**What to produce:**
Retype the material word for word.

**Input for this task:**
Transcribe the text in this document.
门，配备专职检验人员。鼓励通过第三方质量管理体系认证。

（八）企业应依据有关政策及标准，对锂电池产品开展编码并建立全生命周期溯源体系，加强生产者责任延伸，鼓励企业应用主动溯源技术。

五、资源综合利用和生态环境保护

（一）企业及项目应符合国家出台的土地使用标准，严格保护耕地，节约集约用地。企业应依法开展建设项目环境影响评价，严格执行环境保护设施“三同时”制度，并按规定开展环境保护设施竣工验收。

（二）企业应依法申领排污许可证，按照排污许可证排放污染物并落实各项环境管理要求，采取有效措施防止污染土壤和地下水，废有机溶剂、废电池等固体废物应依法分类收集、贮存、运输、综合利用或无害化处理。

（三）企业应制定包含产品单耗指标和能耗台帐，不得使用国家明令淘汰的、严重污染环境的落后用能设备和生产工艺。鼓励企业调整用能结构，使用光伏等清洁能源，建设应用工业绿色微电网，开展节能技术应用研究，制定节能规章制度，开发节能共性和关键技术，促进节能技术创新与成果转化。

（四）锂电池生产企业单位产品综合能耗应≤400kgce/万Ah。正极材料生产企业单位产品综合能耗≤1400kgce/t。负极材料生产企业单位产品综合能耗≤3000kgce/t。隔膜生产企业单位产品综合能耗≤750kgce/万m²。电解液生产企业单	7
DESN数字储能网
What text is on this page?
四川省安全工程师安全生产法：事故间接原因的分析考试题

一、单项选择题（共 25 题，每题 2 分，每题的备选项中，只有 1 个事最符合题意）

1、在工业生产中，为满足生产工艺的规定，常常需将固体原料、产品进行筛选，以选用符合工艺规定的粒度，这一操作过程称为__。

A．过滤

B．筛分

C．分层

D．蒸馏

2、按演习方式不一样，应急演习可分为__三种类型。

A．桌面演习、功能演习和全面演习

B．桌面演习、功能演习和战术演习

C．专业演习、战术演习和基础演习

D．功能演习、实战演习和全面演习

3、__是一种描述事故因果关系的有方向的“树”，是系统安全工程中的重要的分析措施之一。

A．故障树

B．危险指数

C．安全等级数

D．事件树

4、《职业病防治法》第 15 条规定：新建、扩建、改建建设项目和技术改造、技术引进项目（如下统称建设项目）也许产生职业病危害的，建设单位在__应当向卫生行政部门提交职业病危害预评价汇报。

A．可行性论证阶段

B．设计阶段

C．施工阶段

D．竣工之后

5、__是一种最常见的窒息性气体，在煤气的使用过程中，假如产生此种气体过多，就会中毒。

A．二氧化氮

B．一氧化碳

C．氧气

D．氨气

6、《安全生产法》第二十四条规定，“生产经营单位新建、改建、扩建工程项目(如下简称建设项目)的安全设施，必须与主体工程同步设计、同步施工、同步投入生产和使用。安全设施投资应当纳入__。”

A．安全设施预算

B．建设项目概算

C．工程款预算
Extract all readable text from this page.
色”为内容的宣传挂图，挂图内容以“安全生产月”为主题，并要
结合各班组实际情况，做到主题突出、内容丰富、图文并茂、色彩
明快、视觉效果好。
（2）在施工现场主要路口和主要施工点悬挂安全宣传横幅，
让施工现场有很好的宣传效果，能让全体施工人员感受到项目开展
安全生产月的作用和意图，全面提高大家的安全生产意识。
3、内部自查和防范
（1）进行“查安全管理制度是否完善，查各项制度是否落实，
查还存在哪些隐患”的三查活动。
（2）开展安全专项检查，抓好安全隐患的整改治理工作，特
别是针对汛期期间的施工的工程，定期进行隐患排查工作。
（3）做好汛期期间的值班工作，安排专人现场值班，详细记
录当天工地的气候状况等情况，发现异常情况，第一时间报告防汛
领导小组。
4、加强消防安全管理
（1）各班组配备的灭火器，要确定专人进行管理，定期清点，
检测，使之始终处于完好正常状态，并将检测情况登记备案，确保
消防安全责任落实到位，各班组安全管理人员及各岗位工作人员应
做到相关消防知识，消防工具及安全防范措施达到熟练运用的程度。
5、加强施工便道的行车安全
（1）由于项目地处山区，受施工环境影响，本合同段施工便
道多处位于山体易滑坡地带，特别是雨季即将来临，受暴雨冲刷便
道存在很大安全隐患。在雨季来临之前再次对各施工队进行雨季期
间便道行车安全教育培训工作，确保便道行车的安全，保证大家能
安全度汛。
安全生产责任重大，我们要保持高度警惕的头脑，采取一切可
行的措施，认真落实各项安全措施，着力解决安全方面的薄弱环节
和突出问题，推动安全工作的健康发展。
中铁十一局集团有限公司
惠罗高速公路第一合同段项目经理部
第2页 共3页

**Result of this task:**
Transcribe the text in this document.
门，配备专职检验人员。鼓励通过第三方质量管理体系认证。

（八）企业应依据有关政策及标准，对锂电池产品开展编码并建立全生命周期溯源体系，加强生产者责任延伸，鼓励企业应用主动溯源技术。

五、资源综合利用和生态环境保护

（一）企业及项目应符合国家出台的土地使用标准，严格保护耕地，节约集约用地。企业应依法开展建设项目环境影响评价，严格执行环境保护设施“三同时”制度，并按规定开展环境保护设施竣工验收。

（二）企业应依法申领排污许可证，按照排污许可证排放污染物并落实各项环境管理要求，采取有效措施防止污染土壤和地下水，废有机溶剂、废电池等固体废物应依法分类收集、贮存、运输、综合利用或无害化处理。

（三）企业应制定包含产品单耗指标和能耗台帐，不得使用国家明令淘汰的、严重污染环境的落后用能设备和生产工艺。鼓励企业调整用能结构，使用光伏等清洁能源，建设应用工业绿色微电网，开展节能技术应用研究，制定节能规章制度，开发节能共性和关键技术，促进节能技术创新与成果转化。

（四）锂电池生产企业单位产品综合能耗应≤400kgce/万Ah。正极材料生产企业单位产品综合能耗≤1400kgce/t。负极材料生产企业单位产品综合能耗≤3000kgce/t。隔膜生产企业单位产品综合能耗≤750kgce/万m²。电解液生产企业单	7
DESN数字储能网
What text is on this page?
四川省安全工程师安全生产法：事故间接原因的分析考试题

一、单项选择题（共 25 题，每题 2 分，每题的备选项中，只有 1 个事最符合题意）

1、在工业生产中，为满足生产工艺的规定，常常需将固体原料、产品进行筛选，以选用符合工艺规定的粒度，这一操作过程称为__。

A．过滤

B．筛分

C．分层

D．蒸馏

2、按演习方式不一样，应急演习可分为__三种类型。

A．桌面演习、功能演习和全面演习

B．桌面演习、功能演习和战术演习

C．专业演习、战术演习和基础演习

D．功能演习、实战演习和全面演习

3、__是一种描述事故因果关系的有方向的“树”，是系统安全工程中的重要的分析措施之一。

A．故障树

B．危险指数

C．安全等级数

D．事件树

4、《职业病防治法》第 15 条规定：新建、扩建、改建建设项目和技术改造、技术引进项目（如下统称建设项目）也许产生职业病危害的，建设单位在__应当向卫生行政部门提交职业病危害预评价汇报。

A．可行性论证阶段

B．设计阶段

C．施工阶段

D．竣工之后

5、__是一种最常见的窒息性气体，在煤气的使用过程中，假如产生此种气体过多，就会中毒。

A．二氧化氮

B．一氧化碳

C．氧气

D．氨气

6、《安全生产法》第二十四条规定，“生产经营单位新建、改建、扩建工程项目(如下简称建设项目)的安全设施，必须与主体工程同步设计、同步施工、同步投入生产和使用。安全设施投资应当纳入__。”

A．安全设施预算

B．建设项目概算

C．工程款预算
Extract all readable text from this page.
色”为内容的宣传挂图，挂图内容以“安全生产月”为主题，并要
结合各班组实际情况，做到主题突出、内容丰富、图文并茂、色彩
明快、视觉效果好。
（2）在施工现场主要路口和主要施工点悬挂安全宣传横幅，
让施工现场有很好的宣传效果，能让全体施工人员感受到项目开展
安全生产月的作用和意图，全面提高大家的安全生产意识。
3、内部自查和防范
（1）进行“查安全管理制度是否完善，查各项制度是否落实，
查还存在哪些隐患”的三查活动。
（2）开展安全专项检查，抓好安全隐患的整改治理工作，特
别是针对汛期期间的施工的工程，定期进行隐患排查工作。
（3）做好汛期期间的值班工作，安排专人现场值班，详细记
录当天工地的气候状况等情况，发现异常情况，第一时间报告防汛
领导小组。
4、加强消防安全管理
（1）各班组配备的灭火器，要确定专人进行管理，定期清点，
检测，使之始终处于完好正常状态，并将检测情况登记备案，确保
消防安全责任落实到位，各班组安全管理人员及各岗位工作人员应
做到相关消防知识，消防工具及安全防范措施达到熟练运用的程度。
5、加强施工便道的行车安全
（1）由于项目地处山区，受施工环境影响，本合同段施工便
道多处位于山体易滑坡地带，特别是雨季即将来临，受暴雨冲刷便
道存在很大安全隐患。在雨季来临之前再次对各施工队进行雨季期
间便道行车安全教育培训工作，确保便道行车的安全，保证大家能
安全度汛。
安全生产责任重大，我们要保持高度警惕的头脑，采取一切可
行的措施，认真落实各项安全措施，着力解决安全方面的薄弱环节
和突出问题，推动安全工作的健康发展。
中铁十一局集团有限公司
惠罗高速公路第一合同段项目经理部
第2页 共3页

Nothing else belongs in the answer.